++++ Data excerpts ++++

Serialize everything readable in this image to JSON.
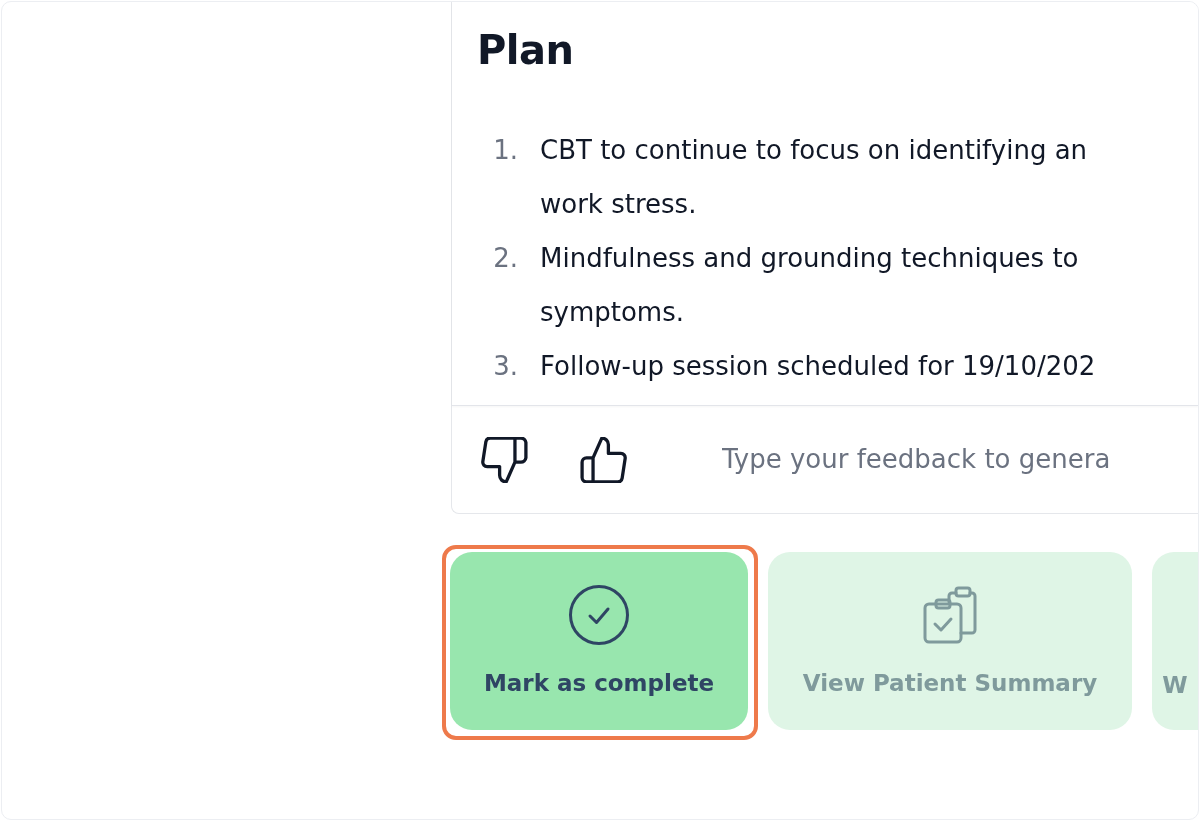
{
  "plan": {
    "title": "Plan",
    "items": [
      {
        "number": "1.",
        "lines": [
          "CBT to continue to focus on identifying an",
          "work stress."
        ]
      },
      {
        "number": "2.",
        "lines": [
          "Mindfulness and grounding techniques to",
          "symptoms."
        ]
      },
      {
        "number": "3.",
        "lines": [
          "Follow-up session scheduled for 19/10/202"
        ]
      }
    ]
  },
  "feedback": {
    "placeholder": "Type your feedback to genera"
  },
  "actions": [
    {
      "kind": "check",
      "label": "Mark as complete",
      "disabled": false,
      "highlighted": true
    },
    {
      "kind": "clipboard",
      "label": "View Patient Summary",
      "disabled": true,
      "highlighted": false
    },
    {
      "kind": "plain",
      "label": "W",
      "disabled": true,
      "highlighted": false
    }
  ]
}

++++

▸ **What is required**
Repeat all the data as it stands, dropping any images it holds.

▸ **Response to the task**
Serialize everything readable in this image to JSON.
{
  "plan": {
    "title": "Plan",
    "items": [
      {
        "number": "1.",
        "lines": [
          "CBT to continue to focus on identifying an",
          "work stress."
        ]
      },
      {
        "number": "2.",
        "lines": [
          "Mindfulness and grounding techniques to",
          "symptoms."
        ]
      },
      {
        "number": "3.",
        "lines": [
          "Follow-up session scheduled for 19/10/202"
        ]
      }
    ]
  },
  "feedback": {
    "placeholder": "Type your feedback to genera"
  },
  "actions": [
    {
      "kind": "check",
      "label": "Mark as complete",
      "disabled": false,
      "highlighted": true
    },
    {
      "kind": "clipboard",
      "label": "View Patient Summary",
      "disabled": true,
      "highlighted": false
    },
    {
      "kind": "plain",
      "label": "W",
      "disabled": true,
      "highlighted": false
    }
  ]
}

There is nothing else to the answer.